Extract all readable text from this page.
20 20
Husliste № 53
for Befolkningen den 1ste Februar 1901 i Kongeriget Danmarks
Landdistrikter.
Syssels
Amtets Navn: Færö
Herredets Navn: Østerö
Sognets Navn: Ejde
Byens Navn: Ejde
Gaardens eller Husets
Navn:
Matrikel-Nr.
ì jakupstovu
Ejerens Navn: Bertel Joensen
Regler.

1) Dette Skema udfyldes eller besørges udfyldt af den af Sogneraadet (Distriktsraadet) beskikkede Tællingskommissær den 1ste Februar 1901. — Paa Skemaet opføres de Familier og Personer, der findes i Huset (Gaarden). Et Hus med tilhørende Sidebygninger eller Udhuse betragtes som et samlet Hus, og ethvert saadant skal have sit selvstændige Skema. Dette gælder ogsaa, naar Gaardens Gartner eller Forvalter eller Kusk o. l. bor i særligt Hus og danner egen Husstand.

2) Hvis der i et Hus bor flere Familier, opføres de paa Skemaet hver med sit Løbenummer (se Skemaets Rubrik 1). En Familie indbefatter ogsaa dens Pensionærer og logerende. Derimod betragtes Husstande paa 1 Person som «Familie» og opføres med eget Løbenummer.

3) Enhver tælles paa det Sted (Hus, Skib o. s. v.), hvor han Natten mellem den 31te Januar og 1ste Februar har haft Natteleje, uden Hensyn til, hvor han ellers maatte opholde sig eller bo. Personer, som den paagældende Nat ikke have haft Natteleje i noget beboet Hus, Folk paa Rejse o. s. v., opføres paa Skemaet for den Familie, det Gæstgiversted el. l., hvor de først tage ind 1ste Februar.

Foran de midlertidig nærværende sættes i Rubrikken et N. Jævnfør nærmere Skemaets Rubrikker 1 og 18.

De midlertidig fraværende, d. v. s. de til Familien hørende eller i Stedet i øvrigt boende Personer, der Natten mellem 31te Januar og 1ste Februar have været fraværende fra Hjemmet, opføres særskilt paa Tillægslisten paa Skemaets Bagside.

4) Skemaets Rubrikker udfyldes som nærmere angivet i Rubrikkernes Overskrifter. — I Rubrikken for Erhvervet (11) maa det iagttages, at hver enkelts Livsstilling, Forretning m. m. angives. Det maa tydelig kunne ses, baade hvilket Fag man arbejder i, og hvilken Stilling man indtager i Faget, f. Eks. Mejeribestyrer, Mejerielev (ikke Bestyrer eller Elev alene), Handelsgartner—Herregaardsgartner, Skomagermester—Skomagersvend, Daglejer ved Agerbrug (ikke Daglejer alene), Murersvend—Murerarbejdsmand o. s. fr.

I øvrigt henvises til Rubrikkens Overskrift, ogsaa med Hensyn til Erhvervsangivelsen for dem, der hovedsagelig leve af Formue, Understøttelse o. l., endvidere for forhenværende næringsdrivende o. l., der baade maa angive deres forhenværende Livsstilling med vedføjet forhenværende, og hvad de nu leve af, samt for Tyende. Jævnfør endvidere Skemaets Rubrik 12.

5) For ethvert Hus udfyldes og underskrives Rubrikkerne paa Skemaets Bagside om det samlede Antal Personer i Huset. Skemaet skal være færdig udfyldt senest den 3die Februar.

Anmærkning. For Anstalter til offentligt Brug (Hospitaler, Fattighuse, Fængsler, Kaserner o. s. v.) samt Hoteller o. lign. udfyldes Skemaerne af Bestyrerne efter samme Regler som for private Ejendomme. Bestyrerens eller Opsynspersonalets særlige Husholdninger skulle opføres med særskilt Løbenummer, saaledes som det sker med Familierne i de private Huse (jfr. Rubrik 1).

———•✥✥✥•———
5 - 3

□ □ □

Exercise description: Print out every record again, exactly and in full.

Written answer:
Extract all readable text from this page.
20 20
Husliste № 53
for Befolkningen den 1ste Februar 1901 i Kongeriget Danmarks
Landdistrikter.
Syssels
Amtets Navn: Færö
Herredets Navn: Østerö
Sognets Navn: Ejde
Byens Navn: Ejde
Gaardens eller Husets
Navn:
Matrikel-Nr.
ì jakupstovu
Ejerens Navn: Bertel Joensen
Regler.

1) Dette Skema udfyldes eller besørges udfyldt af den af Sogneraadet (Distriktsraadet) beskikkede Tællingskommissær den 1ste Februar 1901. — Paa Skemaet opføres de Familier og Personer, der findes i Huset (Gaarden). Et Hus med tilhørende Sidebygninger eller Udhuse betragtes som et samlet Hus, og ethvert saadant skal have sit selvstændige Skema. Dette gælder ogsaa, naar Gaardens Gartner eller Forvalter eller Kusk o. l. bor i særligt Hus og danner egen Husstand.

2) Hvis der i et Hus bor flere Familier, opføres de paa Skemaet hver med sit Løbenummer (se Skemaets Rubrik 1). En Familie indbefatter ogsaa dens Pensionærer og logerende. Derimod betragtes Husstande paa 1 Person som «Familie» og opføres med eget Løbenummer.

3) Enhver tælles paa det Sted (Hus, Skib o. s. v.), hvor han Natten mellem den 31te Januar og 1ste Februar har haft Natteleje, uden Hensyn til, hvor han ellers maatte opholde sig eller bo. Personer, som den paagældende Nat ikke have haft Natteleje i noget beboet Hus, Folk paa Rejse o. s. v., opføres paa Skemaet for den Familie, det Gæstgiversted el. l., hvor de først tage ind 1ste Februar.

Foran de midlertidig nærværende sættes i Rubrikken et N. Jævnfør nærmere Skemaets Rubrikker 1 og 18.

De midlertidig fraværende, d. v. s. de til Familien hørende eller i Stedet i øvrigt boende Personer, der Natten mellem 31te Januar og 1ste Februar have været fraværende fra Hjemmet, opføres særskilt paa Tillægslisten paa Skemaets Bagside.

4) Skemaets Rubrikker udfyldes som nærmere angivet i Rubrikkernes Overskrifter. — I Rubrikken for Erhvervet (11) maa det iagttages, at hver enkelts Livsstilling, Forretning m. m. angives. Det maa tydelig kunne ses, baade hvilket Fag man arbejder i, og hvilken Stilling man indtager i Faget, f. Eks. Mejeribestyrer, Mejerielev (ikke Bestyrer eller Elev alene), Handelsgartner—Herregaardsgartner, Skomagermester—Skomagersvend, Daglejer ved Agerbrug (ikke Daglejer alene), Murersvend—Murerarbejdsmand o. s. fr.

I øvrigt henvises til Rubrikkens Overskrift, ogsaa med Hensyn til Erhvervsangivelsen for dem, der hovedsagelig leve af Formue, Understøttelse o. l., endvidere for forhenværende næringsdrivende o. l., der baade maa angive deres forhenværende Livsstilling med vedføjet forhenværende, og hvad de nu leve af, samt for Tyende. Jævnfør endvidere Skemaets Rubrik 12.

5) For ethvert Hus udfyldes og underskrives Rubrikkerne paa Skemaets Bagside om det samlede Antal Personer i Huset. Skemaet skal være færdig udfyldt senest den 3die Februar.

Anmærkning. For Anstalter til offentligt Brug (Hospitaler, Fattighuse, Fængsler, Kaserner o. s. v.) samt Hoteller o. lign. udfyldes Skemaerne af Bestyrerne efter samme Regler som for private Ejendomme. Bestyrerens eller Opsynspersonalets særlige Husholdninger skulle opføres med særskilt Løbenummer, saaledes som det sker med Familierne i de private Huse (jfr. Rubrik 1).

———•✥✥✥•———
5 - 3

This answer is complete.